| WORK TO DO |
Please count how many lines in the entries below contain the string "label", matching case exactly, and reply with only that number.
════════════════════
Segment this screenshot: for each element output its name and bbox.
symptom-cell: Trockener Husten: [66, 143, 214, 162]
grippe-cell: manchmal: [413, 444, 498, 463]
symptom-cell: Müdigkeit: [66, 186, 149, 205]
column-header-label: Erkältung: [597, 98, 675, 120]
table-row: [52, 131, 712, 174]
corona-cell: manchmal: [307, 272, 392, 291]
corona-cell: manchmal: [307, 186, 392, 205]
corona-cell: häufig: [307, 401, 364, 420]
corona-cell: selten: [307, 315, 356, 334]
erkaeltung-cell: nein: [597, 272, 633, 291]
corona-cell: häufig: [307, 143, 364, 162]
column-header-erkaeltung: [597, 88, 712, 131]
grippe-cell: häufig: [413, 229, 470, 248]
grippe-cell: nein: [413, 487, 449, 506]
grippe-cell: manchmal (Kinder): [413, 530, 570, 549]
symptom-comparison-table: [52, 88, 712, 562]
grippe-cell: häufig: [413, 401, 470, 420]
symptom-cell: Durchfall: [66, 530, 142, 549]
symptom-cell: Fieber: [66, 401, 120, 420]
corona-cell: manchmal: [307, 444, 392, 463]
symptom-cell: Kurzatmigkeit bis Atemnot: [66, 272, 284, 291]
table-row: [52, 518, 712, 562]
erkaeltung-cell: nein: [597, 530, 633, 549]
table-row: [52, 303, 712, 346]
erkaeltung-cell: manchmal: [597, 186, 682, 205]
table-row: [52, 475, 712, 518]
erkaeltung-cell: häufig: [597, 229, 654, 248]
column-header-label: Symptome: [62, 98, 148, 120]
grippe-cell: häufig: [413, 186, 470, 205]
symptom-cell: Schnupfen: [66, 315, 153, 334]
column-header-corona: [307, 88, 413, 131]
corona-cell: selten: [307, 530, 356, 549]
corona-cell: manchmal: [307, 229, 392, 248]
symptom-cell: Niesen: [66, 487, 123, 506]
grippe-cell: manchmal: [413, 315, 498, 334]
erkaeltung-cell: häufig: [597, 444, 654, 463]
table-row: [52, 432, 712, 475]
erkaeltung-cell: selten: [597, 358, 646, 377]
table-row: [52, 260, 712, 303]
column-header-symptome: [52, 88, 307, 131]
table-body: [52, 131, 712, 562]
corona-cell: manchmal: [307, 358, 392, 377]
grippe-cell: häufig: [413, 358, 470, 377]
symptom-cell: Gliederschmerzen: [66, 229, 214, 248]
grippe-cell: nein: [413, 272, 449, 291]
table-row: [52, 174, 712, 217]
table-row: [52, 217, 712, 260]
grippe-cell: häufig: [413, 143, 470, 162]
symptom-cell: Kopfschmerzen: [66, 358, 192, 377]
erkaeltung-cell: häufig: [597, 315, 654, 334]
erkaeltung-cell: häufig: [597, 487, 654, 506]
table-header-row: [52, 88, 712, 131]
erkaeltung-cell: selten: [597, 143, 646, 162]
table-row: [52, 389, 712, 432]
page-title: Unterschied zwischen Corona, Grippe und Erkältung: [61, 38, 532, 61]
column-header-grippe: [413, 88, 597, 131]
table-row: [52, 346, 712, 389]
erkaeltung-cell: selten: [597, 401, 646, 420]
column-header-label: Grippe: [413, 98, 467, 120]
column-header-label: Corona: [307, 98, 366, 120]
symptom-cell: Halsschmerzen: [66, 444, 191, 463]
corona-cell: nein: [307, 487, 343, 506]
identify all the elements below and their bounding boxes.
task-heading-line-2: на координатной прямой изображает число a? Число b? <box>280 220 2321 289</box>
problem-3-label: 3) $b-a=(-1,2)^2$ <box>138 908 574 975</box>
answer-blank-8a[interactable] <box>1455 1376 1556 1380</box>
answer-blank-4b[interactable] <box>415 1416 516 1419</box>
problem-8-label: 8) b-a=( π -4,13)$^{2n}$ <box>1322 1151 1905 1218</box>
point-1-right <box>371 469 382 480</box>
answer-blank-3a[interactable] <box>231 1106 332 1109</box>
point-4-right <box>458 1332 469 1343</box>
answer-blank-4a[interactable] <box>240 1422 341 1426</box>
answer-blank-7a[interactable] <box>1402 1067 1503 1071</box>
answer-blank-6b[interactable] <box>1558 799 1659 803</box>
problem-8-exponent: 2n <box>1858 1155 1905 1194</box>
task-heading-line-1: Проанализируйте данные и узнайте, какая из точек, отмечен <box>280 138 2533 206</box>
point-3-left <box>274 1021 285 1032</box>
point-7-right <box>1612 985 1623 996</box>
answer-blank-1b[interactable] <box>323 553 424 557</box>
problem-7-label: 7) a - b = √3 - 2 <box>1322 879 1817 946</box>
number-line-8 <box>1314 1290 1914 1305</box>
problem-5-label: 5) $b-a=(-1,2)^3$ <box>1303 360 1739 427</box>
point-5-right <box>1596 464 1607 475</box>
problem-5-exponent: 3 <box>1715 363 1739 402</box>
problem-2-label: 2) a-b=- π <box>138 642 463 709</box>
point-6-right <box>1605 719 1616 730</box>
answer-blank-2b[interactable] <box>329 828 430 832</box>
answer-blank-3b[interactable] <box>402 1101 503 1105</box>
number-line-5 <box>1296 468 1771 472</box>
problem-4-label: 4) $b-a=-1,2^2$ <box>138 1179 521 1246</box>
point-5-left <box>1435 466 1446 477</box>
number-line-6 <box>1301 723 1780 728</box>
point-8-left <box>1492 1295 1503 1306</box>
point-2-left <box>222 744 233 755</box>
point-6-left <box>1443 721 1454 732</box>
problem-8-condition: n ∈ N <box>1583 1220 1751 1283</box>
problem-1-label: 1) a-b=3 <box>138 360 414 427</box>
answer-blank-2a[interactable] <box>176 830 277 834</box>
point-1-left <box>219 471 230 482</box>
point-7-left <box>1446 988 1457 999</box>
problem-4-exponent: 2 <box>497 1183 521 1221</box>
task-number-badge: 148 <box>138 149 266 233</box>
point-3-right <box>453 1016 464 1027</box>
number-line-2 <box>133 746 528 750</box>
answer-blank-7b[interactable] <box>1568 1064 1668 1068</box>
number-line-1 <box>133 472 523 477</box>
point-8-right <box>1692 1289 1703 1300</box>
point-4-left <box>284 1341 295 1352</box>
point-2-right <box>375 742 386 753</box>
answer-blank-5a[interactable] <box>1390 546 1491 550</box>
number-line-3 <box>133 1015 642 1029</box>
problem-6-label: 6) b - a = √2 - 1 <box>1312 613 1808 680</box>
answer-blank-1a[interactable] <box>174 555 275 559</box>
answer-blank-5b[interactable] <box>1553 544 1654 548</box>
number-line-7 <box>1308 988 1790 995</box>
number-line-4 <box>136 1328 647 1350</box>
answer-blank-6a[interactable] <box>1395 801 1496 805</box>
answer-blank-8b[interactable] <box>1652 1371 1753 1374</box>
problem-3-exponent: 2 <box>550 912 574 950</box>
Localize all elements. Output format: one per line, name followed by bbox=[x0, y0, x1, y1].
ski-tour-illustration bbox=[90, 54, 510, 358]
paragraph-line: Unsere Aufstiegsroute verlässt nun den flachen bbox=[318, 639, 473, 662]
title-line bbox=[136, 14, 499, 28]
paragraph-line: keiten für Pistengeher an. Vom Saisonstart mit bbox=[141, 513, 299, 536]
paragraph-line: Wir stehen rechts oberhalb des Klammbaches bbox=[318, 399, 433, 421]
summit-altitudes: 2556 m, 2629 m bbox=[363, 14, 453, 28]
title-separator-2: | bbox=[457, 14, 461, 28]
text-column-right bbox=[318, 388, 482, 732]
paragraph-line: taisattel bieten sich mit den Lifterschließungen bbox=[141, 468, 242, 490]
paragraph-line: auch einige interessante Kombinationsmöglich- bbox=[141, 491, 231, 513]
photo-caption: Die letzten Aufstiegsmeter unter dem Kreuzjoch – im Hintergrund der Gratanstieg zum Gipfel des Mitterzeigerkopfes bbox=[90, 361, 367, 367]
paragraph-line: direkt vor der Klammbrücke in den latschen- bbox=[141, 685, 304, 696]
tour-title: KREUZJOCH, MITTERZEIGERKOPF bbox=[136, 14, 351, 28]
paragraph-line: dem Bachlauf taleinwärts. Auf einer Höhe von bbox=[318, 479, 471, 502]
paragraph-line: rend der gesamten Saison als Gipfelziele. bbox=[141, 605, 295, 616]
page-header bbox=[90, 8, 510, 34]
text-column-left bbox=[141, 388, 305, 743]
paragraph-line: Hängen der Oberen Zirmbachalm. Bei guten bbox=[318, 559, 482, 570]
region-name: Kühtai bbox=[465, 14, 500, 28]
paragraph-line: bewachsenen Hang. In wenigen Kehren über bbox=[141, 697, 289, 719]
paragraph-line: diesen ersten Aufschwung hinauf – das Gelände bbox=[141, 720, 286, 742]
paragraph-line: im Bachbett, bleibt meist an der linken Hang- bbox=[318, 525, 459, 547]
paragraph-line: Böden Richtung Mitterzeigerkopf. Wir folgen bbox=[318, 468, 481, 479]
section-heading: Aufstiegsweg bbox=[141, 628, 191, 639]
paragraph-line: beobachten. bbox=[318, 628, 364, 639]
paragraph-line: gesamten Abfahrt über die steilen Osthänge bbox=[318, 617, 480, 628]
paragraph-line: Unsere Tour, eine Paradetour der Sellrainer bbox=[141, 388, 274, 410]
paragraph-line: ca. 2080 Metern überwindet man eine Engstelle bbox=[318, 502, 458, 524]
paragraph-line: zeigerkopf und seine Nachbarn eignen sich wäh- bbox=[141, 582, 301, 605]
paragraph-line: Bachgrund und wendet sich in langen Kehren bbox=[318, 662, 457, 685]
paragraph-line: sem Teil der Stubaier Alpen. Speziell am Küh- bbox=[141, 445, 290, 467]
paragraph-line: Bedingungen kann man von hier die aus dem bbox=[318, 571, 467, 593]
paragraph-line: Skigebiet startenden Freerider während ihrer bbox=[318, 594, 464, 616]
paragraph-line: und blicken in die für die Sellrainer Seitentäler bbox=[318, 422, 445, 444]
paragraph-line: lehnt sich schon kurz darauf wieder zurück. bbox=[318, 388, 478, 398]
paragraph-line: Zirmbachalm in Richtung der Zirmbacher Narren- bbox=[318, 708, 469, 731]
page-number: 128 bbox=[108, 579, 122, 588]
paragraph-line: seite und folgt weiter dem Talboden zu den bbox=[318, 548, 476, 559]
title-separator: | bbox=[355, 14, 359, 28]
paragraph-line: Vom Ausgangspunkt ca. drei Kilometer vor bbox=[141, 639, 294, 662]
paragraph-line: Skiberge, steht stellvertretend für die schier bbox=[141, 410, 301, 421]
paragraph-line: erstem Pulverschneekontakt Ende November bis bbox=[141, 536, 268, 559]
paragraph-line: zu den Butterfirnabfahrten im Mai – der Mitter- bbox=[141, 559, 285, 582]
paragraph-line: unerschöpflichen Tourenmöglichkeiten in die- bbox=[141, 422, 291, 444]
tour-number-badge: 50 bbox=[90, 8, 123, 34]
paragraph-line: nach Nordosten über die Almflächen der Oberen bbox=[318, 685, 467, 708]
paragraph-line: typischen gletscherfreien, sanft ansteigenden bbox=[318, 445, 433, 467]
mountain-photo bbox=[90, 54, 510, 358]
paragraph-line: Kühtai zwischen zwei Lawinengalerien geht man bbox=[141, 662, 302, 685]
════════════════════
| RESULT FOR THIS TASK |
12